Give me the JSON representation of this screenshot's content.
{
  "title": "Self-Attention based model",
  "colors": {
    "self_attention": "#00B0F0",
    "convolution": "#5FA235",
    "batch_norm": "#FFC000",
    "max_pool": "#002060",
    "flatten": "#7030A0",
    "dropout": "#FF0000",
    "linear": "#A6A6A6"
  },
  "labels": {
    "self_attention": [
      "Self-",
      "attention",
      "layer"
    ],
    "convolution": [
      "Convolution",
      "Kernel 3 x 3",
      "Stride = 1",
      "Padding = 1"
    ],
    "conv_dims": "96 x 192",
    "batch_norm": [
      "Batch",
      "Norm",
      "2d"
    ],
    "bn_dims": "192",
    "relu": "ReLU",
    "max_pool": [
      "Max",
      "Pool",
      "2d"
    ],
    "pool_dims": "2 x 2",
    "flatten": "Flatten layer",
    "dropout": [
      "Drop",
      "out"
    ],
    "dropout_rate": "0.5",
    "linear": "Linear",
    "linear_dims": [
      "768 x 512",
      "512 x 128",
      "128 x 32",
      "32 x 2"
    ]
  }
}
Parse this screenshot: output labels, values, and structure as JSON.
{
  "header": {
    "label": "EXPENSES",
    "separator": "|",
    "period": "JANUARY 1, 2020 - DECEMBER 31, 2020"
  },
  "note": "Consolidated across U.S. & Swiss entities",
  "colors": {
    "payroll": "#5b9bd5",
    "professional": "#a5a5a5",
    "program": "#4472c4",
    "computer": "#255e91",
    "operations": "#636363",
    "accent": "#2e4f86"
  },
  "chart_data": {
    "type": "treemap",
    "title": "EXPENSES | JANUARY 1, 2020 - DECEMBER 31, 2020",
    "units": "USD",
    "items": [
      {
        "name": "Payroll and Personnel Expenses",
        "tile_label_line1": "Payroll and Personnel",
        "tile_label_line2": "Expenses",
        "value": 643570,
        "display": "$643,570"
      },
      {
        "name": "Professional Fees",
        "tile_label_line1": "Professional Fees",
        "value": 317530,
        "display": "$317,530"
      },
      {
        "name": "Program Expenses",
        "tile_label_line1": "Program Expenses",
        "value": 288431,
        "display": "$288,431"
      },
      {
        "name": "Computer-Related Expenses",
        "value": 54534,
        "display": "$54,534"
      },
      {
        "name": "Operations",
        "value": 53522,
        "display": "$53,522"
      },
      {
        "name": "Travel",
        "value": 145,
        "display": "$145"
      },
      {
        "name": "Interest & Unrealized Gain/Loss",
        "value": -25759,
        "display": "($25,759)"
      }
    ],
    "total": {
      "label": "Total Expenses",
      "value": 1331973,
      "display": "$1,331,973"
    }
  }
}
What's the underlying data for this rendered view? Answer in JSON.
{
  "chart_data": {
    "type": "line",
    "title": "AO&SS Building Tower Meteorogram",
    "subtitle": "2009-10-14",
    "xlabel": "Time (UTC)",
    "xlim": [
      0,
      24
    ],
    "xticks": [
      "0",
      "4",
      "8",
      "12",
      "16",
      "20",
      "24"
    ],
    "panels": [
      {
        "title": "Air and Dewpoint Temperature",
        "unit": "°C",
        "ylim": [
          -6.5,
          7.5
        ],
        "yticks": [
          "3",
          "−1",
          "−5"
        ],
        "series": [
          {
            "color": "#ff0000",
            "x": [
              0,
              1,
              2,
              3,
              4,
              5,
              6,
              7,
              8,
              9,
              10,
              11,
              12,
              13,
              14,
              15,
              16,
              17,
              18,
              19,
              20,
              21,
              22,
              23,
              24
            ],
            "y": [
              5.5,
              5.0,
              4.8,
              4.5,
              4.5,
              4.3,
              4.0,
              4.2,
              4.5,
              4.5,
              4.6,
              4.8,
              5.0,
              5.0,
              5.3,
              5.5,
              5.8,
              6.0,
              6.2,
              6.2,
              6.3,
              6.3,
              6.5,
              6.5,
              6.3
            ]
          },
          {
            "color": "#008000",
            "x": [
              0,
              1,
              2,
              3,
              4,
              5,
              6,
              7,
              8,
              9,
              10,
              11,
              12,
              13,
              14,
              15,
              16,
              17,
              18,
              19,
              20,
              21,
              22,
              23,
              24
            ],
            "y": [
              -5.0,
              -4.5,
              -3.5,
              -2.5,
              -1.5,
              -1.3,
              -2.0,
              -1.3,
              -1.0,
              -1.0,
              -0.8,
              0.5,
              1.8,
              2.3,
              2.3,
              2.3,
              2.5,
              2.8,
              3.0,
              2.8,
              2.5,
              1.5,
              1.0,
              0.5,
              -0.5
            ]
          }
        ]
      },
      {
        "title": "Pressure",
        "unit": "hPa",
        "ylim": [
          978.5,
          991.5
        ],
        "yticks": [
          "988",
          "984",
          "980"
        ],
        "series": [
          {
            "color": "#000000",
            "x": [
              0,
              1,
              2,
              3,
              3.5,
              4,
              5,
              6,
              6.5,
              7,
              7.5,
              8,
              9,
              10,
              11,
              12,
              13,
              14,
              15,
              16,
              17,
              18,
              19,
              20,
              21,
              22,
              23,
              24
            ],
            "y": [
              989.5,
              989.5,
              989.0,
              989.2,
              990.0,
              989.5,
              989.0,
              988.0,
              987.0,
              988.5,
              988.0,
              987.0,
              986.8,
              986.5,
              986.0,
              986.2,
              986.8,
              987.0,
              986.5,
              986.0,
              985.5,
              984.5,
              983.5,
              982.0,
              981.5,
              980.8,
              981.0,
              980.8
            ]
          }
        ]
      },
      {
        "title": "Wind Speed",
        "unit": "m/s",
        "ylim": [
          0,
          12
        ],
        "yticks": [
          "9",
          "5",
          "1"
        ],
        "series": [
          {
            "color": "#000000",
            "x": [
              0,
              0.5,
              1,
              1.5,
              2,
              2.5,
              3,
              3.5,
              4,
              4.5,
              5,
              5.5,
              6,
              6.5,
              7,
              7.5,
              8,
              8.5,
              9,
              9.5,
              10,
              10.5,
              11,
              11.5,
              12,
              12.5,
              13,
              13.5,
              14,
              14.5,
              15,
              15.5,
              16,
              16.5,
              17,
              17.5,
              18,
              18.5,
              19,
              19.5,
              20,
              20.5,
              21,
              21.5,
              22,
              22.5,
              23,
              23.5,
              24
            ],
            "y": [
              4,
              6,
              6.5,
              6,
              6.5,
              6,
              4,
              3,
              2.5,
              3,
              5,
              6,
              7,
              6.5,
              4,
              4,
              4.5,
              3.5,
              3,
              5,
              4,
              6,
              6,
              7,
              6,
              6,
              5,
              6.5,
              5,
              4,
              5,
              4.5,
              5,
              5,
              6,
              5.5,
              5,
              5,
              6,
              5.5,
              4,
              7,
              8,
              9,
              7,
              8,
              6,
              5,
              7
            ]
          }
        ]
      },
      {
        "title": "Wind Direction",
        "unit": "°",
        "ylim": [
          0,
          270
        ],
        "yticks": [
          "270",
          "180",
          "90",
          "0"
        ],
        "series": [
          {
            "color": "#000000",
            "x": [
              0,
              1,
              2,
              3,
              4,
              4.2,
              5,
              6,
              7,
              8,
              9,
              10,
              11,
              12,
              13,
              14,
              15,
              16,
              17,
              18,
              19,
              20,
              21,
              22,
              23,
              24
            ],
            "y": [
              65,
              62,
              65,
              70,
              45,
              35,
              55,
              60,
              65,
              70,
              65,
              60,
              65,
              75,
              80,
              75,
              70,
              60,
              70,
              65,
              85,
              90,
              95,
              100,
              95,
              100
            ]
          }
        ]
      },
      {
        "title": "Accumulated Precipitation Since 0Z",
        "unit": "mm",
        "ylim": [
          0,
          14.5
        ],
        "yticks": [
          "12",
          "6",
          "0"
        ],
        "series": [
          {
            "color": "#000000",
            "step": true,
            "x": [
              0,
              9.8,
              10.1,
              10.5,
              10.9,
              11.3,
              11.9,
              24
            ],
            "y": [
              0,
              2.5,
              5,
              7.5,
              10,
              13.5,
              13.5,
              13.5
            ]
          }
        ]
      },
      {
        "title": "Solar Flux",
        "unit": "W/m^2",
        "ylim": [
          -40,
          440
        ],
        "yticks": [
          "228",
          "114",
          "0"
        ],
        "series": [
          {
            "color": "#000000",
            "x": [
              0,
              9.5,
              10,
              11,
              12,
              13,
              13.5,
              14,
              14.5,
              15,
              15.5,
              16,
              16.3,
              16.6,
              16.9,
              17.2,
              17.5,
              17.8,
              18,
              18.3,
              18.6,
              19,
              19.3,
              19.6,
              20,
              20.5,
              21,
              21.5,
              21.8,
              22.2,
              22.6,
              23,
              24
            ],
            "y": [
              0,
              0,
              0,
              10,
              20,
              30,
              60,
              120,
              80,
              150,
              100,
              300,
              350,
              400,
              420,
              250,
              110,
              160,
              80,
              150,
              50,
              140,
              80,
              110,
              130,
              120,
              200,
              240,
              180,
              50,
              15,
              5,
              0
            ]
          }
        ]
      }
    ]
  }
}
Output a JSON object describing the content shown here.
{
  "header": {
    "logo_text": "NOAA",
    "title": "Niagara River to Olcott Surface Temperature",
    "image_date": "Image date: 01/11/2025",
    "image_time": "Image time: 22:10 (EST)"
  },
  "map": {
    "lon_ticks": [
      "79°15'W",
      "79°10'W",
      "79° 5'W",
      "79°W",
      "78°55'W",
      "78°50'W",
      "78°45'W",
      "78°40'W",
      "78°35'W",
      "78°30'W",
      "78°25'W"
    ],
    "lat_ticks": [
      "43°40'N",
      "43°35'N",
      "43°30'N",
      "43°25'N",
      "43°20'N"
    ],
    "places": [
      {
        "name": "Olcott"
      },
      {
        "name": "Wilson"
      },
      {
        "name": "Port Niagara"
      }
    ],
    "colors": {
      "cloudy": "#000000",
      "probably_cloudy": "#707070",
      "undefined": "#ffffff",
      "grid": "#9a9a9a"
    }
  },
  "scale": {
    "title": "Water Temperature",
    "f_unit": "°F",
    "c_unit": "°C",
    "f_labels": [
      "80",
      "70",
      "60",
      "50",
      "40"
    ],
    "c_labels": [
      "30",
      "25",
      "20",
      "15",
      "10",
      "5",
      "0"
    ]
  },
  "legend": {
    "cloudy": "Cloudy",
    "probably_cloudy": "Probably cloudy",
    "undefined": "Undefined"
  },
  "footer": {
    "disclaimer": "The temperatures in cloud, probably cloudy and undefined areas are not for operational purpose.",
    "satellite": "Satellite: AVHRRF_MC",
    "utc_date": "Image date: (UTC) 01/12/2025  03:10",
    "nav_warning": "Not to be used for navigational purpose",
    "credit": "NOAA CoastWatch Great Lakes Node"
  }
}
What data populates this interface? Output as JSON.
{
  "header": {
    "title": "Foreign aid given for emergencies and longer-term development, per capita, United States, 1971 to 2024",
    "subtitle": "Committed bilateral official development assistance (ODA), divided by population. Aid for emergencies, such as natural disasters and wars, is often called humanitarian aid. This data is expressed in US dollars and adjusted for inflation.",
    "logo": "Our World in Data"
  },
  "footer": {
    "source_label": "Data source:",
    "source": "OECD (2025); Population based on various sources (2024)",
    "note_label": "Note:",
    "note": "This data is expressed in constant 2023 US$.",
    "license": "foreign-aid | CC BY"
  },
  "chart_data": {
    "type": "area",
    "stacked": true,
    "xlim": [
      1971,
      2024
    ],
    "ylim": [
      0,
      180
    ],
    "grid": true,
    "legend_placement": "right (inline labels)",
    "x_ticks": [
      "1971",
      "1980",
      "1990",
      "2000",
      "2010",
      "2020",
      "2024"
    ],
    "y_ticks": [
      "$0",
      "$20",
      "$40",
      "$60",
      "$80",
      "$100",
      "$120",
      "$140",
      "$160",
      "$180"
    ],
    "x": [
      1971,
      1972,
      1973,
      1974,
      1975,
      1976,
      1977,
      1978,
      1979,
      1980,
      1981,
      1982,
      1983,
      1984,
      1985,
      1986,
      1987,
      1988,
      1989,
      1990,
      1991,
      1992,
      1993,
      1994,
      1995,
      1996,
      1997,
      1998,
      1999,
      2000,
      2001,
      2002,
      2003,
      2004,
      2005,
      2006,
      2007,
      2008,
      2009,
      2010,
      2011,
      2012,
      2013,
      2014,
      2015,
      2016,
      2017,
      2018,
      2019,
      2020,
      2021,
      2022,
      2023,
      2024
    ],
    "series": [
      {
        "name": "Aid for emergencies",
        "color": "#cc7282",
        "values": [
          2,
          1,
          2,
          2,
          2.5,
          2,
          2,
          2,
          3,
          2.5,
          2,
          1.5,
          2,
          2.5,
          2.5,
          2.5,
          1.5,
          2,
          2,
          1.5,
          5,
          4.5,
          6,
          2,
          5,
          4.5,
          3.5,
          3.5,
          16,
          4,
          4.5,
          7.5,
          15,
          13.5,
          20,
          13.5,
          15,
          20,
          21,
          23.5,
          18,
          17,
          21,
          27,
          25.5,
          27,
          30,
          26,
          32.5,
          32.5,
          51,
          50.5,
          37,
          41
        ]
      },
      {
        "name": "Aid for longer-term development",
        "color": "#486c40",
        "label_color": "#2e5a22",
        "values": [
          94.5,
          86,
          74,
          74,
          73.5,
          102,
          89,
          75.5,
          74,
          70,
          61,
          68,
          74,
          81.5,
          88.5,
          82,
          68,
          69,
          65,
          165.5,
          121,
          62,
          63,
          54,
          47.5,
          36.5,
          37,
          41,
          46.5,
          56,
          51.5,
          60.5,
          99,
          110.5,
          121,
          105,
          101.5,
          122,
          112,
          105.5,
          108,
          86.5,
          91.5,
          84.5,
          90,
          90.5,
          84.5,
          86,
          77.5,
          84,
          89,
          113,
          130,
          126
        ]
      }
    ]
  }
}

--

PROBLEM TO SOLVE: Find every line in the records that contains the word "What"; copy those lines.

SOLUTION BELOW:
What's the underlying data for this rendered view? Answer in JSON.
What data populates this interface? Output as JSON.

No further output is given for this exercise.